— EXERCISE AIM —
Give back the whole listing exactly as shown.

— SUPPLIED RECORDS —

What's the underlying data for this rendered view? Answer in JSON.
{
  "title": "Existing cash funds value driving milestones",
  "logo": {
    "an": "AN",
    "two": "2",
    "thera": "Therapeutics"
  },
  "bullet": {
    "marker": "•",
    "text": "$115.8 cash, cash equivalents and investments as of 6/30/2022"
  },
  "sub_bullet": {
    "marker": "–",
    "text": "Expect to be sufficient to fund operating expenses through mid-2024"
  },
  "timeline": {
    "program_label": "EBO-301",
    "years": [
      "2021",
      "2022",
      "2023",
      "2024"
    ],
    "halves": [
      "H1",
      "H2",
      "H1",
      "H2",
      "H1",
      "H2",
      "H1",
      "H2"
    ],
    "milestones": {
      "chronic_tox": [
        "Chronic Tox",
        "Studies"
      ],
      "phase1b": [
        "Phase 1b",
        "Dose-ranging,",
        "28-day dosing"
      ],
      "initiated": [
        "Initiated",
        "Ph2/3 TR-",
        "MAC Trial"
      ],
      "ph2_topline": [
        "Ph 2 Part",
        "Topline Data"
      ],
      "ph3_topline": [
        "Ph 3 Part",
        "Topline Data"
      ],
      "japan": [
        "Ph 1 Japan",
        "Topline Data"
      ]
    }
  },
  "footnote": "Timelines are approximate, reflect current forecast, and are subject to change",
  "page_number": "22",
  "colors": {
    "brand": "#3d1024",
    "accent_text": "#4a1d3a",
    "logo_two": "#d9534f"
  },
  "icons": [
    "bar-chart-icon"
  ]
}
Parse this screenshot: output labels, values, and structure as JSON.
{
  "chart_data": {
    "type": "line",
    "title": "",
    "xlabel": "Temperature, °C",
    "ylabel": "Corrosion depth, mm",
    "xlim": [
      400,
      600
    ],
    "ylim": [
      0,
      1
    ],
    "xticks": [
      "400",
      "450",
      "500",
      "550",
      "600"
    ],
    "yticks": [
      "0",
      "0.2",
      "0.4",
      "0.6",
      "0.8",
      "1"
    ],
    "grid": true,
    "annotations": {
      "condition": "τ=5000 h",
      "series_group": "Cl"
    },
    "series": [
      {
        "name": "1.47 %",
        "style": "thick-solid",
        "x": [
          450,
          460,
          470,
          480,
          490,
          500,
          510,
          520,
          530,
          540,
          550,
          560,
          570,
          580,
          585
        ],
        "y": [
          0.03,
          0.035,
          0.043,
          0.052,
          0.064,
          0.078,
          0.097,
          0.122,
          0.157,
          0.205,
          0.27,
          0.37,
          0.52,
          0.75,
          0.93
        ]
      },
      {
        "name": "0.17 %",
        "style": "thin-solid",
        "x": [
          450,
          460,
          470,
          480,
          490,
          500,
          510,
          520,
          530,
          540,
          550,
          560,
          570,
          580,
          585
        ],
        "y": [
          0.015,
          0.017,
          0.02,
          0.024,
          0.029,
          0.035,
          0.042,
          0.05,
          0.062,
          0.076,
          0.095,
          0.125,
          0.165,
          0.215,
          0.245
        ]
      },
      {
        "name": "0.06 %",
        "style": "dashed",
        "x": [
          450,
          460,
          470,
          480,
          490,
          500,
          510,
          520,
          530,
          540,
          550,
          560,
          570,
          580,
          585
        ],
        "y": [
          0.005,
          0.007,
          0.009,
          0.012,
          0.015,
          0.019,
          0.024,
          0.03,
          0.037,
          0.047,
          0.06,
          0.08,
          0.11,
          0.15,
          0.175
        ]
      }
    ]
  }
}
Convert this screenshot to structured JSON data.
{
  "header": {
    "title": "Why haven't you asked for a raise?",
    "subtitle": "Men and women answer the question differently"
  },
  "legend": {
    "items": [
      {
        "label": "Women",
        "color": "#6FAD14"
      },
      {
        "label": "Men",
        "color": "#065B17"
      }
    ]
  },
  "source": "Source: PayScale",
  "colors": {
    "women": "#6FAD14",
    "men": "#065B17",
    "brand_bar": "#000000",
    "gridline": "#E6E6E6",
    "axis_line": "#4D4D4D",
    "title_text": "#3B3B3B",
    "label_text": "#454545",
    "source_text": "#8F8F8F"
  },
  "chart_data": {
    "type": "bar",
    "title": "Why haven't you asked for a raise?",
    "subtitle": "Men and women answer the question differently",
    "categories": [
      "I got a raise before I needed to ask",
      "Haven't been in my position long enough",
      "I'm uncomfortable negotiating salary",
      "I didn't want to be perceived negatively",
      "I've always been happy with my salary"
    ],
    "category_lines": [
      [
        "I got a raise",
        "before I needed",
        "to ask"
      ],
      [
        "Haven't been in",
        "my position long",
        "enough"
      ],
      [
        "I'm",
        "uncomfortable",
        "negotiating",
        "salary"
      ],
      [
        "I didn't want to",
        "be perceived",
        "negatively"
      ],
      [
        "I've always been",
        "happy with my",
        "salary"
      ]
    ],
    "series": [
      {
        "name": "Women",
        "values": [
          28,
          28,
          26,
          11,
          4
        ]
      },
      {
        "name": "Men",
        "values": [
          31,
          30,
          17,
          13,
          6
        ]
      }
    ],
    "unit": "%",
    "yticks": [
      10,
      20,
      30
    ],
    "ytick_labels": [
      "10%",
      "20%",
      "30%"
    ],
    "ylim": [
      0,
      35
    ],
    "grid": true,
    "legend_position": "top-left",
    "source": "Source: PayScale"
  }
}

— ANSWER IN FULL —
What's the underlying data for this rendered view? Answer in JSON.
{
  "title": "Existing cash funds value driving milestones",
  "logo": {
    "an": "AN",
    "two": "2",
    "thera": "Therapeutics"
  },
  "bullet": {
    "marker": "•",
    "text": "$115.8 cash, cash equivalents and investments as of 6/30/2022"
  },
  "sub_bullet": {
    "marker": "–",
    "text": "Expect to be sufficient to fund operating expenses through mid-2024"
  },
  "timeline": {
    "program_label": "EBO-301",
    "years": [
      "2021",
      "2022",
      "2023",
      "2024"
    ],
    "halves": [
      "H1",
      "H2",
      "H1",
      "H2",
      "H1",
      "H2",
      "H1",
      "H2"
    ],
    "milestones": {
      "chronic_tox": [
        "Chronic Tox",
        "Studies"
      ],
      "phase1b": [
        "Phase 1b",
        "Dose-ranging,",
        "28-day dosing"
      ],
      "initiated": [
        "Initiated",
        "Ph2/3 TR-",
        "MAC Trial"
      ],
      "ph2_topline": [
        "Ph 2 Part",
        "Topline Data"
      ],
      "ph3_topline": [
        "Ph 3 Part",
        "Topline Data"
      ],
      "japan": [
        "Ph 1 Japan",
        "Topline Data"
      ]
    }
  },
  "footnote": "Timelines are approximate, reflect current forecast, and are subject to change",
  "page_number": "22",
  "colors": {
    "brand": "#3d1024",
    "accent_text": "#4a1d3a",
    "logo_two": "#d9534f"
  },
  "icons": [
    "bar-chart-icon"
  ]
}
Parse this screenshot: output labels, values, and structure as JSON.
{
  "chart_data": {
    "type": "line",
    "title": "",
    "xlabel": "Temperature, °C",
    "ylabel": "Corrosion depth, mm",
    "xlim": [
      400,
      600
    ],
    "ylim": [
      0,
      1
    ],
    "xticks": [
      "400",
      "450",
      "500",
      "550",
      "600"
    ],
    "yticks": [
      "0",
      "0.2",
      "0.4",
      "0.6",
      "0.8",
      "1"
    ],
    "grid": true,
    "annotations": {
      "condition": "τ=5000 h",
      "series_group": "Cl"
    },
    "series": [
      {
        "name": "1.47 %",
        "style": "thick-solid",
        "x": [
          450,
          460,
          470,
          480,
          490,
          500,
          510,
          520,
          530,
          540,
          550,
          560,
          570,
          580,
          585
        ],
        "y": [
          0.03,
          0.035,
          0.043,
          0.052,
          0.064,
          0.078,
          0.097,
          0.122,
          0.157,
          0.205,
          0.27,
          0.37,
          0.52,
          0.75,
          0.93
        ]
      },
      {
        "name": "0.17 %",
        "style": "thin-solid",
        "x": [
          450,
          460,
          470,
          480,
          490,
          500,
          510,
          520,
          530,
          540,
          550,
          560,
          570,
          580,
          585
        ],
        "y": [
          0.015,
          0.017,
          0.02,
          0.024,
          0.029,
          0.035,
          0.042,
          0.05,
          0.062,
          0.076,
          0.095,
          0.125,
          0.165,
          0.215,
          0.245
        ]
      },
      {
        "name": "0.06 %",
        "style": "dashed",
        "x": [
          450,
          460,
          470,
          480,
          490,
          500,
          510,
          520,
          530,
          540,
          550,
          560,
          570,
          580,
          585
        ],
        "y": [
          0.005,
          0.007,
          0.009,
          0.012,
          0.015,
          0.019,
          0.024,
          0.03,
          0.037,
          0.047,
          0.06,
          0.08,
          0.11,
          0.15,
          0.175
        ]
      }
    ]
  }
}
Convert this screenshot to structured JSON data.
{
  "header": {
    "title": "Why haven't you asked for a raise?",
    "subtitle": "Men and women answer the question differently"
  },
  "legend": {
    "items": [
      {
        "label": "Women",
        "color": "#6FAD14"
      },
      {
        "label": "Men",
        "color": "#065B17"
      }
    ]
  },
  "source": "Source: PayScale",
  "colors": {
    "women": "#6FAD14",
    "men": "#065B17",
    "brand_bar": "#000000",
    "gridline": "#E6E6E6",
    "axis_line": "#4D4D4D",
    "title_text": "#3B3B3B",
    "label_text": "#454545",
    "source_text": "#8F8F8F"
  },
  "chart_data": {
    "type": "bar",
    "title": "Why haven't you asked for a raise?",
    "subtitle": "Men and women answer the question differently",
    "categories": [
      "I got a raise before I needed to ask",
      "Haven't been in my position long enough",
      "I'm uncomfortable negotiating salary",
      "I didn't want to be perceived negatively",
      "I've always been happy with my salary"
    ],
    "category_lines": [
      [
        "I got a raise",
        "before I needed",
        "to ask"
      ],
      [
        "Haven't been in",
        "my position long",
        "enough"
      ],
      [
        "I'm",
        "uncomfortable",
        "negotiating",
        "salary"
      ],
      [
        "I didn't want to",
        "be perceived",
        "negatively"
      ],
      [
        "I've always been",
        "happy with my",
        "salary"
      ]
    ],
    "series": [
      {
        "name": "Women",
        "values": [
          28,
          28,
          26,
          11,
          4
        ]
      },
      {
        "name": "Men",
        "values": [
          31,
          30,
          17,
          13,
          6
        ]
      }
    ],
    "unit": "%",
    "yticks": [
      10,
      20,
      30
    ],
    "ytick_labels": [
      "10%",
      "20%",
      "30%"
    ],
    "ylim": [
      0,
      35
    ],
    "grid": true,
    "legend_position": "top-left",
    "source": "Source: PayScale"
  }
}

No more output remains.